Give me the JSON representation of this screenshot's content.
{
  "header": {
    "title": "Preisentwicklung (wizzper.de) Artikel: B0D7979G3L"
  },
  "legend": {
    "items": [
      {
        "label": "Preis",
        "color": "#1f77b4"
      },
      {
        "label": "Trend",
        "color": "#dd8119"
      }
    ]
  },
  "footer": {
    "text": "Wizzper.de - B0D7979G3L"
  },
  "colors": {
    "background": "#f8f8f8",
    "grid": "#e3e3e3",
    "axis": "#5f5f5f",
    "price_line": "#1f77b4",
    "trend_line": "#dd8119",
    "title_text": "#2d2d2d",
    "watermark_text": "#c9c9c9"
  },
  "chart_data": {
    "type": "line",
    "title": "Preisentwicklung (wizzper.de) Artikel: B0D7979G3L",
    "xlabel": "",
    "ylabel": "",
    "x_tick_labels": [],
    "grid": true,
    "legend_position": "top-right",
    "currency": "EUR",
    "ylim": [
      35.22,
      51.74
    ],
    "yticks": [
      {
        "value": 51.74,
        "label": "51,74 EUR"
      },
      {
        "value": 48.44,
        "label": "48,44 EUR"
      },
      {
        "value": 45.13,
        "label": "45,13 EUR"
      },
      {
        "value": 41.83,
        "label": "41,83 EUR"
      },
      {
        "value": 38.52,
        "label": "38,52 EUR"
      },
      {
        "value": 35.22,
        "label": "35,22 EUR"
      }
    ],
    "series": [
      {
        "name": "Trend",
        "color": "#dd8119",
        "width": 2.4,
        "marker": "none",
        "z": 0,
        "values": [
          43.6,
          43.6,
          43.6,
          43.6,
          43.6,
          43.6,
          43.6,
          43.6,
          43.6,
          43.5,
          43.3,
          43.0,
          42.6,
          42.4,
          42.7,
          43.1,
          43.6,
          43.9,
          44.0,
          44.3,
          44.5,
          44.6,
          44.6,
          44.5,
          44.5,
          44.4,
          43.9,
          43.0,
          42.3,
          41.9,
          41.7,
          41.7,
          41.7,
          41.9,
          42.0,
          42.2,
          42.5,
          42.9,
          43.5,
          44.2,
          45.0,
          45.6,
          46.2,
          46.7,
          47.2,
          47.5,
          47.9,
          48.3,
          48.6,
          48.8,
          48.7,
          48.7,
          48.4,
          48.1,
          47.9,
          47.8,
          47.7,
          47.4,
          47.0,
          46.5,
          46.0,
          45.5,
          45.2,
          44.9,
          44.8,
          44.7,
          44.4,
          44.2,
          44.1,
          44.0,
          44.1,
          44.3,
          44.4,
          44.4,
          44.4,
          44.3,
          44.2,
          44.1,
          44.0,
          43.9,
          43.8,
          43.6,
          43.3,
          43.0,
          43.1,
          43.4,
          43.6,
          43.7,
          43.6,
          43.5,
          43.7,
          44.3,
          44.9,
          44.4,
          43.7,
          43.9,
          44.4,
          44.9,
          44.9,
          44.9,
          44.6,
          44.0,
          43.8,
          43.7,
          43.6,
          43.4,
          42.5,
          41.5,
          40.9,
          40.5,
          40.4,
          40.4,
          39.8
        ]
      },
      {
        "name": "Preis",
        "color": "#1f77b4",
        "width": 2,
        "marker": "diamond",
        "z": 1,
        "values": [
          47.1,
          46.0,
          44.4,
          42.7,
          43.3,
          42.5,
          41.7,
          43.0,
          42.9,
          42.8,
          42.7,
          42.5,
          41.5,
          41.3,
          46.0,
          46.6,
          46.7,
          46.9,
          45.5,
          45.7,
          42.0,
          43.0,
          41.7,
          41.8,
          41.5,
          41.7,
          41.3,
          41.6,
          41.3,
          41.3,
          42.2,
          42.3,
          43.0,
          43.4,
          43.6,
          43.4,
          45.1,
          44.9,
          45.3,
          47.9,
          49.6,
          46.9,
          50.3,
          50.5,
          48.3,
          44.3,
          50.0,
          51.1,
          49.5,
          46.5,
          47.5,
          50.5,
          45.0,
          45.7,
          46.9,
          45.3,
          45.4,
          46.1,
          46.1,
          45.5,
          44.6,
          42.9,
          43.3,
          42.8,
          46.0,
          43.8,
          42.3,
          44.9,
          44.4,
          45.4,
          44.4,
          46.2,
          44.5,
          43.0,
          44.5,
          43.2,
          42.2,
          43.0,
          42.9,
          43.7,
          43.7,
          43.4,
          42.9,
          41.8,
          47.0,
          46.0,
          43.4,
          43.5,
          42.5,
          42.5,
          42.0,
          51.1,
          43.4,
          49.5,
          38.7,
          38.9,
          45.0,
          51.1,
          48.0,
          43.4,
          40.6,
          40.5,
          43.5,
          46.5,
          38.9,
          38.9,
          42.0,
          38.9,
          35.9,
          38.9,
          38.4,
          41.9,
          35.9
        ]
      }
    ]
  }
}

* _PROBLEM TO SOLVE_: Set down all of the data above, word for word.

* _COMPLETE ANSWER_:
Give me the JSON representation of this screenshot's content.
{
  "header": {
    "title": "Preisentwicklung (wizzper.de) Artikel: B0D7979G3L"
  },
  "legend": {
    "items": [
      {
        "label": "Preis",
        "color": "#1f77b4"
      },
      {
        "label": "Trend",
        "color": "#dd8119"
      }
    ]
  },
  "footer": {
    "text": "Wizzper.de - B0D7979G3L"
  },
  "colors": {
    "background": "#f8f8f8",
    "grid": "#e3e3e3",
    "axis": "#5f5f5f",
    "price_line": "#1f77b4",
    "trend_line": "#dd8119",
    "title_text": "#2d2d2d",
    "watermark_text": "#c9c9c9"
  },
  "chart_data": {
    "type": "line",
    "title": "Preisentwicklung (wizzper.de) Artikel: B0D7979G3L",
    "xlabel": "",
    "ylabel": "",
    "x_tick_labels": [],
    "grid": true,
    "legend_position": "top-right",
    "currency": "EUR",
    "ylim": [
      35.22,
      51.74
    ],
    "yticks": [
      {
        "value": 51.74,
        "label": "51,74 EUR"
      },
      {
        "value": 48.44,
        "label": "48,44 EUR"
      },
      {
        "value": 45.13,
        "label": "45,13 EUR"
      },
      {
        "value": 41.83,
        "label": "41,83 EUR"
      },
      {
        "value": 38.52,
        "label": "38,52 EUR"
      },
      {
        "value": 35.22,
        "label": "35,22 EUR"
      }
    ],
    "series": [
      {
        "name": "Trend",
        "color": "#dd8119",
        "width": 2.4,
        "marker": "none",
        "z": 0,
        "values": [
          43.6,
          43.6,
          43.6,
          43.6,
          43.6,
          43.6,
          43.6,
          43.6,
          43.6,
          43.5,
          43.3,
          43.0,
          42.6,
          42.4,
          42.7,
          43.1,
          43.6,
          43.9,
          44.0,
          44.3,
          44.5,
          44.6,
          44.6,
          44.5,
          44.5,
          44.4,
          43.9,
          43.0,
          42.3,
          41.9,
          41.7,
          41.7,
          41.7,
          41.9,
          42.0,
          42.2,
          42.5,
          42.9,
          43.5,
          44.2,
          45.0,
          45.6,
          46.2,
          46.7,
          47.2,
          47.5,
          47.9,
          48.3,
          48.6,
          48.8,
          48.7,
          48.7,
          48.4,
          48.1,
          47.9,
          47.8,
          47.7,
          47.4,
          47.0,
          46.5,
          46.0,
          45.5,
          45.2,
          44.9,
          44.8,
          44.7,
          44.4,
          44.2,
          44.1,
          44.0,
          44.1,
          44.3,
          44.4,
          44.4,
          44.4,
          44.3,
          44.2,
          44.1,
          44.0,
          43.9,
          43.8,
          43.6,
          43.3,
          43.0,
          43.1,
          43.4,
          43.6,
          43.7,
          43.6,
          43.5,
          43.7,
          44.3,
          44.9,
          44.4,
          43.7,
          43.9,
          44.4,
          44.9,
          44.9,
          44.9,
          44.6,
          44.0,
          43.8,
          43.7,
          43.6,
          43.4,
          42.5,
          41.5,
          40.9,
          40.5,
          40.4,
          40.4,
          39.8
        ]
      },
      {
        "name": "Preis",
        "color": "#1f77b4",
        "width": 2,
        "marker": "diamond",
        "z": 1,
        "values": [
          47.1,
          46.0,
          44.4,
          42.7,
          43.3,
          42.5,
          41.7,
          43.0,
          42.9,
          42.8,
          42.7,
          42.5,
          41.5,
          41.3,
          46.0,
          46.6,
          46.7,
          46.9,
          45.5,
          45.7,
          42.0,
          43.0,
          41.7,
          41.8,
          41.5,
          41.7,
          41.3,
          41.6,
          41.3,
          41.3,
          42.2,
          42.3,
          43.0,
          43.4,
          43.6,
          43.4,
          45.1,
          44.9,
          45.3,
          47.9,
          49.6,
          46.9,
          50.3,
          50.5,
          48.3,
          44.3,
          50.0,
          51.1,
          49.5,
          46.5,
          47.5,
          50.5,
          45.0,
          45.7,
          46.9,
          45.3,
          45.4,
          46.1,
          46.1,
          45.5,
          44.6,
          42.9,
          43.3,
          42.8,
          46.0,
          43.8,
          42.3,
          44.9,
          44.4,
          45.4,
          44.4,
          46.2,
          44.5,
          43.0,
          44.5,
          43.2,
          42.2,
          43.0,
          42.9,
          43.7,
          43.7,
          43.4,
          42.9,
          41.8,
          47.0,
          46.0,
          43.4,
          43.5,
          42.5,
          42.5,
          42.0,
          51.1,
          43.4,
          49.5,
          38.7,
          38.9,
          45.0,
          51.1,
          48.0,
          43.4,
          40.6,
          40.5,
          43.5,
          46.5,
          38.9,
          38.9,
          42.0,
          38.9,
          35.9,
          38.9,
          38.4,
          41.9,
          35.9
        ]
      }
    ]
  }
}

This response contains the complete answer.